How many lines in the records below contain the word "pilihan"? Answer with the number alone.

## Exercise input:
○ ○ ○ ○ ○ ○ ○

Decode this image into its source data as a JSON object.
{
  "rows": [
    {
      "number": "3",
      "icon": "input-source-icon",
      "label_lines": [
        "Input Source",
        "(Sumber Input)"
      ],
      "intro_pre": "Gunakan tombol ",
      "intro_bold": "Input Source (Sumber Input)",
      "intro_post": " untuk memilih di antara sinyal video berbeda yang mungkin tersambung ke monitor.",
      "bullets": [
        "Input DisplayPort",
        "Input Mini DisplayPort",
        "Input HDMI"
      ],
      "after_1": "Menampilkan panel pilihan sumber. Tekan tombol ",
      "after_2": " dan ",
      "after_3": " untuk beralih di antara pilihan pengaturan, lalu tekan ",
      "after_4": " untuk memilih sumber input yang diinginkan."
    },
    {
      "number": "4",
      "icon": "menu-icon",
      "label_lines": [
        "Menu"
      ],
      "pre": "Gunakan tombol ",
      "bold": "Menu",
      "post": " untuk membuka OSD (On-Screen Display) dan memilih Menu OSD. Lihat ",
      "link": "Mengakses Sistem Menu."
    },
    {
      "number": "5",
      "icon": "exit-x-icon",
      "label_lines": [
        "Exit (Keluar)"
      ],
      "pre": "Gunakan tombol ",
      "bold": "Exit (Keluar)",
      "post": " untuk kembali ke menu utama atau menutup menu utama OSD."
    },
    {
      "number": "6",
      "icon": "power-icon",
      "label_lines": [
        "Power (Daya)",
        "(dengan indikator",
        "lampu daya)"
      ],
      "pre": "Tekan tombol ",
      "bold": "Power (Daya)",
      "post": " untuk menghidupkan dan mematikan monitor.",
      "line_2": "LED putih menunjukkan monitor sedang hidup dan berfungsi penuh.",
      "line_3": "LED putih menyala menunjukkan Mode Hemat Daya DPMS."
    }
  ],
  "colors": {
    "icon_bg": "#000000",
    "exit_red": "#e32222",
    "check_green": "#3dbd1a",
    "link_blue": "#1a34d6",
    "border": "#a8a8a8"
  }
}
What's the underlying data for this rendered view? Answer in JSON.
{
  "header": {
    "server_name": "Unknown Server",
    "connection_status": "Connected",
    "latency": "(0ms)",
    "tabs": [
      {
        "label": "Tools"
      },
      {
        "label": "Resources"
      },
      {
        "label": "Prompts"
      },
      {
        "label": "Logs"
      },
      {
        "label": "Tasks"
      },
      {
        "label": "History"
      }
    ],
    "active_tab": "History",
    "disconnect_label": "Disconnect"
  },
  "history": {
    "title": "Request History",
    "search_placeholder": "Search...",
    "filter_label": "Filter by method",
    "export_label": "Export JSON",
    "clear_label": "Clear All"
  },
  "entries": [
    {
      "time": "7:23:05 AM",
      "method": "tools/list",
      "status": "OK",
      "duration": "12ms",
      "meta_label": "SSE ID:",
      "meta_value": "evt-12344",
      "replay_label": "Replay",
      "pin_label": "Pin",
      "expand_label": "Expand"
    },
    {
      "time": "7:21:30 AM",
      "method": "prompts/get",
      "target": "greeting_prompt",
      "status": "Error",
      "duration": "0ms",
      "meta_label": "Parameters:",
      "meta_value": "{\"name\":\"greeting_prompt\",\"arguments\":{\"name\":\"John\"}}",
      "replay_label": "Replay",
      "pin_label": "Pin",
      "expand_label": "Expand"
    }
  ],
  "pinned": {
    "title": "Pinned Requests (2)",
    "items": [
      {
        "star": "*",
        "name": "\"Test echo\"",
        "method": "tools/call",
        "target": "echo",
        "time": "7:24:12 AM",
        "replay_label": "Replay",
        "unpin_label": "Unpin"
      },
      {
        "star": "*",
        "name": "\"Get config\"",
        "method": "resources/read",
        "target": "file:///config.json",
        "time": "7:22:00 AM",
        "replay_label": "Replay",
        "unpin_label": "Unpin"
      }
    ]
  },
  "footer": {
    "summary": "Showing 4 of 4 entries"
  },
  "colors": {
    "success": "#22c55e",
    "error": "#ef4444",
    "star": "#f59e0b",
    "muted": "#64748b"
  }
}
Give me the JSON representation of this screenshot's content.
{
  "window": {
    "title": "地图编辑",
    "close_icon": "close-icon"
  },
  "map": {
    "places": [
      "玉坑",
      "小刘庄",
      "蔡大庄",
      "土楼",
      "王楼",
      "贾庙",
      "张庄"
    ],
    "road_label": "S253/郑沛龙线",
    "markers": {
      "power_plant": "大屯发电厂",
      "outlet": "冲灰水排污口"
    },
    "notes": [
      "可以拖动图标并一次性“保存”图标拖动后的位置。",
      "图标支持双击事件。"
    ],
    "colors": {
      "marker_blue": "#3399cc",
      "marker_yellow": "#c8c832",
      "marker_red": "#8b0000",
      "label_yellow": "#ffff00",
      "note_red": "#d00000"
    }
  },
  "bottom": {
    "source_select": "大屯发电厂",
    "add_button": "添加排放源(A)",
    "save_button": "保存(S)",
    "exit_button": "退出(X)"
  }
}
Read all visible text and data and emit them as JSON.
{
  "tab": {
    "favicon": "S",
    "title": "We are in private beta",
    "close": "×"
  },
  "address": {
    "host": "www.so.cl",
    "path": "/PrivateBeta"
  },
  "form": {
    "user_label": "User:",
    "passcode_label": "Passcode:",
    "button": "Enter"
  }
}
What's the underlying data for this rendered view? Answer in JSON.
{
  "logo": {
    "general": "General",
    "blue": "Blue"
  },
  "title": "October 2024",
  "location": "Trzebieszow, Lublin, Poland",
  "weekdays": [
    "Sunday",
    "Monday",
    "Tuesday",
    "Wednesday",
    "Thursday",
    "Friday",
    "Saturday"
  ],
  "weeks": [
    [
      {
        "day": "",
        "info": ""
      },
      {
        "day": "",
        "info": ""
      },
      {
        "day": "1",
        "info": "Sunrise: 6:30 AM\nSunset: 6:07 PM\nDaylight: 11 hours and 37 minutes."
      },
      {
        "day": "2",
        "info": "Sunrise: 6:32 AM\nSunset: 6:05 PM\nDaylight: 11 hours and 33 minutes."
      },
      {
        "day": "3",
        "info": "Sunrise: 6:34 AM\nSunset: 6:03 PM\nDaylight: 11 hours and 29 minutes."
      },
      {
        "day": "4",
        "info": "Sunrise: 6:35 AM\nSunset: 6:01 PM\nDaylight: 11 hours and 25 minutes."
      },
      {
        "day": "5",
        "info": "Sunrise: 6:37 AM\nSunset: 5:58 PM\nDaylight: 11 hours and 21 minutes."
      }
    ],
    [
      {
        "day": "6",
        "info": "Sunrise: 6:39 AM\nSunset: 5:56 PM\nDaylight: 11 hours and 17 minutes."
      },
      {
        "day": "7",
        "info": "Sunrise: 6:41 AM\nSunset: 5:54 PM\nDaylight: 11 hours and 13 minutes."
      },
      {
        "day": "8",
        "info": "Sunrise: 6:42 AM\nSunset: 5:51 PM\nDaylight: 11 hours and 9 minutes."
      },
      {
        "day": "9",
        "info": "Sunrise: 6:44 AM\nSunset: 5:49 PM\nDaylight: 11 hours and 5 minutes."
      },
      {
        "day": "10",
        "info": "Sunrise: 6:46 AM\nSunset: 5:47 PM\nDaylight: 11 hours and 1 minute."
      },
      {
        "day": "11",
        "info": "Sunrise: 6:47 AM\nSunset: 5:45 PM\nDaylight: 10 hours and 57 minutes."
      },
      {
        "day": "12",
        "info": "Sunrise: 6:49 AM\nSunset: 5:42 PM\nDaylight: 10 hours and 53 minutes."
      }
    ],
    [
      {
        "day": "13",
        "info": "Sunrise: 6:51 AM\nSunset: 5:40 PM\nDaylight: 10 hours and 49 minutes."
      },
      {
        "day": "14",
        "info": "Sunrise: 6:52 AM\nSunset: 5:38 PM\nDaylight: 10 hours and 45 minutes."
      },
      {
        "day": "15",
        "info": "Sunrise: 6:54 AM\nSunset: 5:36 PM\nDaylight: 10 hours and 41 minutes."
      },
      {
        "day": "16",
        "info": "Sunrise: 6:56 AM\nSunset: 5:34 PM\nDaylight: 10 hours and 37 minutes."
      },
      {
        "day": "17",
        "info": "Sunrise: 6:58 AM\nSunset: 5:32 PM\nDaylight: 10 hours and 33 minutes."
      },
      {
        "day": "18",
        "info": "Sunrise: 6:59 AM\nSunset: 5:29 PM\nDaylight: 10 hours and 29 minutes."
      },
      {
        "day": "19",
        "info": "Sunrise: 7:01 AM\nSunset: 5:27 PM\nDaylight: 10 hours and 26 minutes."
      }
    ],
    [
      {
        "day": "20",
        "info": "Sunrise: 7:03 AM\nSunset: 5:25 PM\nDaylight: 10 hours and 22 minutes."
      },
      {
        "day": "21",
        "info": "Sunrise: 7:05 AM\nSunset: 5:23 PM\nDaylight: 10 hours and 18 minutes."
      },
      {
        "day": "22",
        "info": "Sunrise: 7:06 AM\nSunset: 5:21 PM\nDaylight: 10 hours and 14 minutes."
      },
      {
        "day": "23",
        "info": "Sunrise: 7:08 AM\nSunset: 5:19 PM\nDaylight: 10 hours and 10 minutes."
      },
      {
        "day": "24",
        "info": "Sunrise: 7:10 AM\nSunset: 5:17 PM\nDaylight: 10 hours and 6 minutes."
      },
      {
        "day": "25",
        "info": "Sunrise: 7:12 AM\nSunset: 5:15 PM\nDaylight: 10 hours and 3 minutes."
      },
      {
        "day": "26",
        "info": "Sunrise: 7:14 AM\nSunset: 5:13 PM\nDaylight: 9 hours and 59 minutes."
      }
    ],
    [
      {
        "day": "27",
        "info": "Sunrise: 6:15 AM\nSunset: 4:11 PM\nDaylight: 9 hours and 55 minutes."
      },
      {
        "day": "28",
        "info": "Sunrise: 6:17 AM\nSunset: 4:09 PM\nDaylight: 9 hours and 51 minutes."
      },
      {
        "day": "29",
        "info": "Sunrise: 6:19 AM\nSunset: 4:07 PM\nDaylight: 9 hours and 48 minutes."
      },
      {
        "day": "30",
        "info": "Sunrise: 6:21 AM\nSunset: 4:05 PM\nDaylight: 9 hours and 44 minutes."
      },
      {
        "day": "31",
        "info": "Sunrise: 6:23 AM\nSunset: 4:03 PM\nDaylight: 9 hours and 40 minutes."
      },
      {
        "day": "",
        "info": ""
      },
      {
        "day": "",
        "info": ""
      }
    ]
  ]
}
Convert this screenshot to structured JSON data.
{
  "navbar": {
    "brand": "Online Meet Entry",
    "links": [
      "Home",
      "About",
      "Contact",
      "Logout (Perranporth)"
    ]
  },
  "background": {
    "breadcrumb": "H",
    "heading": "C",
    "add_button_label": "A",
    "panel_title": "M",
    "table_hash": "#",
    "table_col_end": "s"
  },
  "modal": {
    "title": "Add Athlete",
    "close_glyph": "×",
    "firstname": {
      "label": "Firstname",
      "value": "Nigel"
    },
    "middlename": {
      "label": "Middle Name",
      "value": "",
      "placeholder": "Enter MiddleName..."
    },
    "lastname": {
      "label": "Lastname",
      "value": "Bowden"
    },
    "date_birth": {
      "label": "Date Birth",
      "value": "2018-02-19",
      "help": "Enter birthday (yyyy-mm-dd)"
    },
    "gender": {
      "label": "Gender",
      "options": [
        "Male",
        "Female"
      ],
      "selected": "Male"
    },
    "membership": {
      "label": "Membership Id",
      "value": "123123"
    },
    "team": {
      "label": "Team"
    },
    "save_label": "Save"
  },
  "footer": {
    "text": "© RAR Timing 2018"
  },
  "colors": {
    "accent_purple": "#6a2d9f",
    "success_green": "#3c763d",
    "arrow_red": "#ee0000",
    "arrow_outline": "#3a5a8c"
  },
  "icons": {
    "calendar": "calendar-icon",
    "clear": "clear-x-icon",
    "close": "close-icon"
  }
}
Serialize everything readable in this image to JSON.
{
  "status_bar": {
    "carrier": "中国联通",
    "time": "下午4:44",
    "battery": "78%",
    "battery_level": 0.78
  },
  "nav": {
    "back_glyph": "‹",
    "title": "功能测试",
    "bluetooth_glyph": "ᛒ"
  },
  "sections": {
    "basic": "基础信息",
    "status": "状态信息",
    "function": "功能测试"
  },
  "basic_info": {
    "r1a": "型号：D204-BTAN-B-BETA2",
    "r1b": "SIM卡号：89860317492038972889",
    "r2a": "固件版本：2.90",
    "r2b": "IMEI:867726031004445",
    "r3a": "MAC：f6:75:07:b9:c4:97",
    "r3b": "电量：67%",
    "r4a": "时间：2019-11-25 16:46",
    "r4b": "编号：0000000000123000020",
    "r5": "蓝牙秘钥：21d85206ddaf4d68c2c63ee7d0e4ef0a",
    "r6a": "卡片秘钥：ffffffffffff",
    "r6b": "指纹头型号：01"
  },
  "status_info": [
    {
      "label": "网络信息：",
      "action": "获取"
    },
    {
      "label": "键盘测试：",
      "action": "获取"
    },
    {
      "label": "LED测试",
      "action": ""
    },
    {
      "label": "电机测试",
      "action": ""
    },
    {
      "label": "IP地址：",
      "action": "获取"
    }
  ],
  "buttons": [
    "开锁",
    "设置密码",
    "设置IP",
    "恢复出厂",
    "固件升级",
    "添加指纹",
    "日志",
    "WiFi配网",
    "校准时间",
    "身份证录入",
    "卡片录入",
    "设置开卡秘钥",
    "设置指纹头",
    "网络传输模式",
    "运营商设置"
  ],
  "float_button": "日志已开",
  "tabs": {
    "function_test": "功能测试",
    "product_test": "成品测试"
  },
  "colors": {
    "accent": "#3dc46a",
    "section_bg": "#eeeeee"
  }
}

○ ○ ○ ○ ○ ○ ○

## Solution to this exercise:
2